• **GIVEN REQUEST**
Read the listing below and copy out every line that holds "image".

------------------------------------------------------------

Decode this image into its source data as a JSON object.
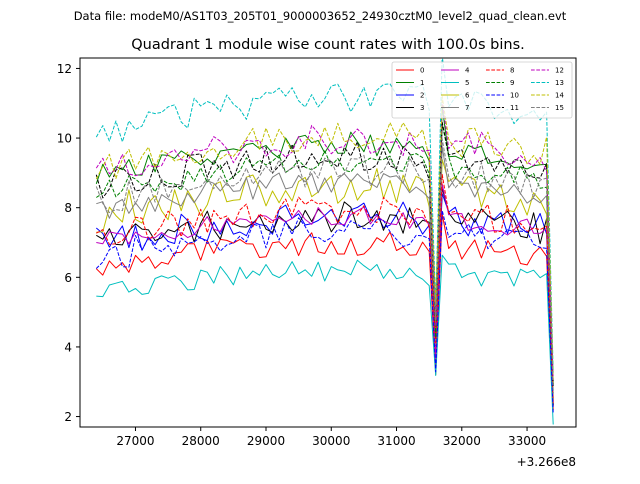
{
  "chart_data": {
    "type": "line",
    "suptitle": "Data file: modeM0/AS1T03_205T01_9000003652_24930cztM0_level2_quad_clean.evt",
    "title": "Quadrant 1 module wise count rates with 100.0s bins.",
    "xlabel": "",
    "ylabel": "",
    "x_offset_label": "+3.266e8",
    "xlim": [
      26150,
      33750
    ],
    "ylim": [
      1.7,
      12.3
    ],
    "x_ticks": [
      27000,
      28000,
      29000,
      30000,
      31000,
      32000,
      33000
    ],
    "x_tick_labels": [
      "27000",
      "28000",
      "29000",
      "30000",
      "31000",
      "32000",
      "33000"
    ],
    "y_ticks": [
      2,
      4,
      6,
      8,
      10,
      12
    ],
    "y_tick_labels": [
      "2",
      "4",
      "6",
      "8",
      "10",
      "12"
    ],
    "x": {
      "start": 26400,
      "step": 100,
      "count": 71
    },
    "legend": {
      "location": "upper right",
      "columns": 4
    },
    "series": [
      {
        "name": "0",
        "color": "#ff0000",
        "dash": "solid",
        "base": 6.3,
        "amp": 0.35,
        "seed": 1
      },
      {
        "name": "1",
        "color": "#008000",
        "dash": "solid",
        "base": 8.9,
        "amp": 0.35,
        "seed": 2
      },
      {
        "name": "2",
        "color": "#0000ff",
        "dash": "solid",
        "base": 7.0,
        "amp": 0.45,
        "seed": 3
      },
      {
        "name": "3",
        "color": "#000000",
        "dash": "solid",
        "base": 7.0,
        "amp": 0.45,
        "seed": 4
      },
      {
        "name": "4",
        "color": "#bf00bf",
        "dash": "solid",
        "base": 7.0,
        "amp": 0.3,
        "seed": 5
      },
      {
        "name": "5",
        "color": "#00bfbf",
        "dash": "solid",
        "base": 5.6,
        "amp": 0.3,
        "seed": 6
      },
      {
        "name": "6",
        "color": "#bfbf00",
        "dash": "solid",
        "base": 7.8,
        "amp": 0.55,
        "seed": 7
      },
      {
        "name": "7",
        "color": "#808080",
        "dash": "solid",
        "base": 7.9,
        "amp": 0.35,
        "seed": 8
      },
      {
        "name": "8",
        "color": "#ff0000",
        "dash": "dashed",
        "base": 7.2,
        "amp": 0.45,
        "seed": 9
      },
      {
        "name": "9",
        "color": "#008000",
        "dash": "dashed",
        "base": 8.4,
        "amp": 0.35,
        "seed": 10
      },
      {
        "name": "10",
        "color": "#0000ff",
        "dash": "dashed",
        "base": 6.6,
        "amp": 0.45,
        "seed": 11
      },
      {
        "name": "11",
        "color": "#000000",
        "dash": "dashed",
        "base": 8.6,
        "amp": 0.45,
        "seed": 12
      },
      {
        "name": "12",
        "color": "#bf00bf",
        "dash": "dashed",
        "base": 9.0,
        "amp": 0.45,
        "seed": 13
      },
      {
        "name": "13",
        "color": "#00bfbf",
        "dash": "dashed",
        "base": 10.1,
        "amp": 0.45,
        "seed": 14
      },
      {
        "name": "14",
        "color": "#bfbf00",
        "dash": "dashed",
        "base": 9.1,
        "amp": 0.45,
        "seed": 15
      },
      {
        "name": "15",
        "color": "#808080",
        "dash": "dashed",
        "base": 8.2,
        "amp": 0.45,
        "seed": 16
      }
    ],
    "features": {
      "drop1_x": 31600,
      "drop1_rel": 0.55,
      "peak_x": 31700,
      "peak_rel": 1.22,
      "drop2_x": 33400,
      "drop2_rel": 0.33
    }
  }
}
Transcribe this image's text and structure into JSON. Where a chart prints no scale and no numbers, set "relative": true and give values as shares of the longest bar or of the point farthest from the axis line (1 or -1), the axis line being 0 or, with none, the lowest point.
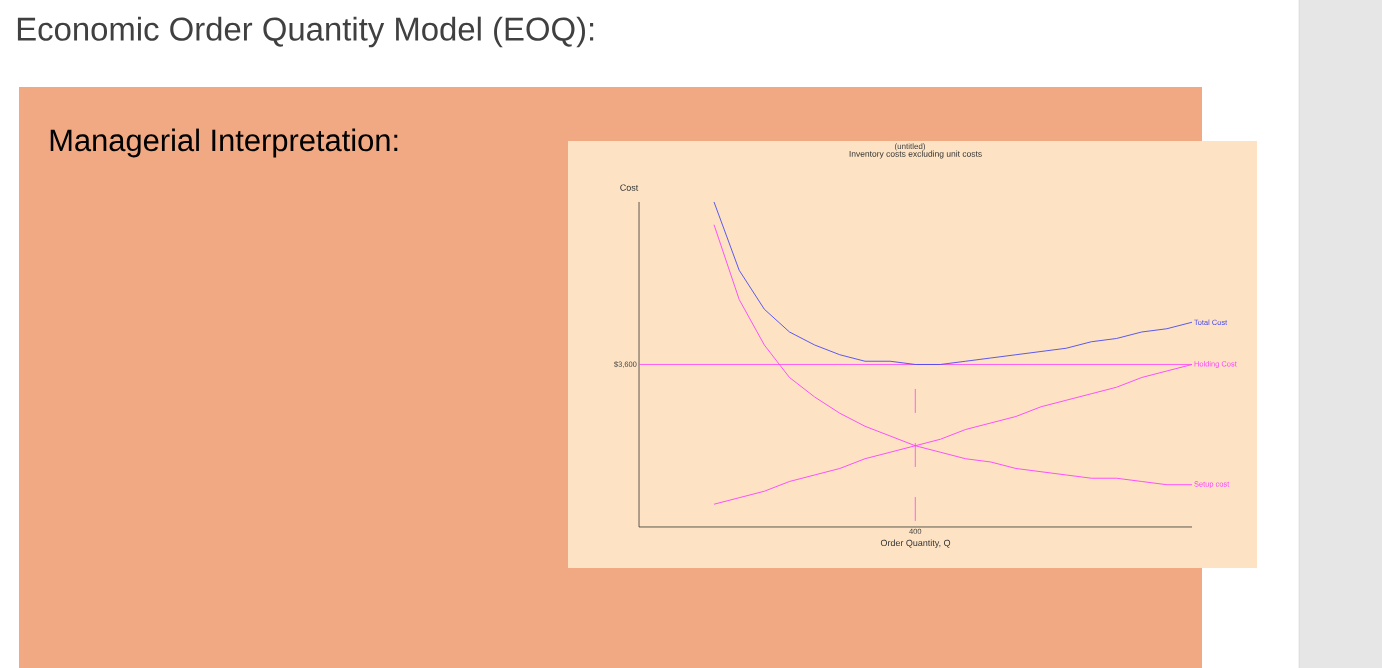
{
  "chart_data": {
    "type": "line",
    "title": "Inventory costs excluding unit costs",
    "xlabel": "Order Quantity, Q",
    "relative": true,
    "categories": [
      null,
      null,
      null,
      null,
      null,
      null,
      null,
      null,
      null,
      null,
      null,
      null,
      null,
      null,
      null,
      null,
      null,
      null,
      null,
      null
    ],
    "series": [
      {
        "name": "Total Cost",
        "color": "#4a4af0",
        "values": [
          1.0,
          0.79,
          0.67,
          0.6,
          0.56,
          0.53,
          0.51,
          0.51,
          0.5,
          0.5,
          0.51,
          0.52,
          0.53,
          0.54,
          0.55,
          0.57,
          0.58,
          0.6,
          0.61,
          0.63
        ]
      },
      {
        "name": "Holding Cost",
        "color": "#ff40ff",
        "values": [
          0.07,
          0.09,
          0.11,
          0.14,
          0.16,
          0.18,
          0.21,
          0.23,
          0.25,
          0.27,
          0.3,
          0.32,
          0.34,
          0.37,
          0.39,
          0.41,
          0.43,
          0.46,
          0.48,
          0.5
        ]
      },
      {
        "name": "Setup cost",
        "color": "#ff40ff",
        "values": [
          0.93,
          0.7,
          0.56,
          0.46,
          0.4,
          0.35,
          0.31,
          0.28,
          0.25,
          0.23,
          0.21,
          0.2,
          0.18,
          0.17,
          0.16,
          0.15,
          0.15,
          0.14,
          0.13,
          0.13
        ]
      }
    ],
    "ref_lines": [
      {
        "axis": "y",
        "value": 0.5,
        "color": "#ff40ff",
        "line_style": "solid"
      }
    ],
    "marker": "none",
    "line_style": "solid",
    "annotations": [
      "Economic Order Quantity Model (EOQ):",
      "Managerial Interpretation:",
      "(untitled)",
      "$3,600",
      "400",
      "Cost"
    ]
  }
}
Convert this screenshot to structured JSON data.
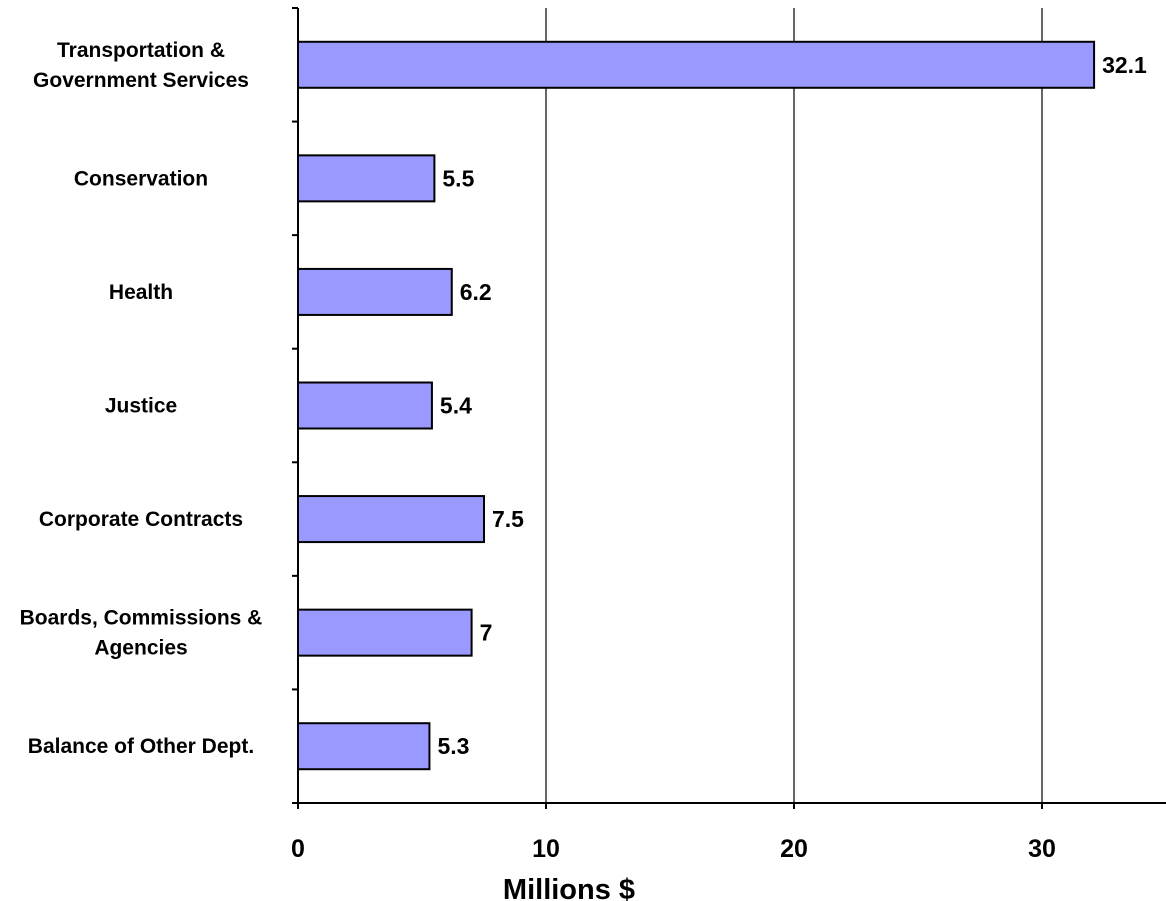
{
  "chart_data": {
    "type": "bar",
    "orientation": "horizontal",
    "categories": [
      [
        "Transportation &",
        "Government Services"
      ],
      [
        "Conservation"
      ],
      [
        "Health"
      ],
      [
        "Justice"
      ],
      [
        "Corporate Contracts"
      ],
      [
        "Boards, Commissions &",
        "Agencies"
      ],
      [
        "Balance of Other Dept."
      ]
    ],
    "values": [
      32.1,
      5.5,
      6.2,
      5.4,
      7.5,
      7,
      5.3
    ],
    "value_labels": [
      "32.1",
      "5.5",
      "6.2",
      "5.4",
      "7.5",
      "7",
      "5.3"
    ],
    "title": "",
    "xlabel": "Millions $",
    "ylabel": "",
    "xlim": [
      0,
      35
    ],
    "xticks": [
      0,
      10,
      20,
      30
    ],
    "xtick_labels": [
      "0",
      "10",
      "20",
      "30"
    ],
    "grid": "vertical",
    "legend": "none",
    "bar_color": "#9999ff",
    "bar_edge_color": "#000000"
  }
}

------------------------------------------------------------

• **SOLUTION TO THIS TASK**
Decode this image into its source data as a JSON object.
Transcribe this image's text and structure into JSON. Where a chart prints no scale and no numbers, set "relative": true and give values as shares of the longest bar or of the point farthest from the axis line (1 or -1), the axis line being 0 or, with none, the lowest point.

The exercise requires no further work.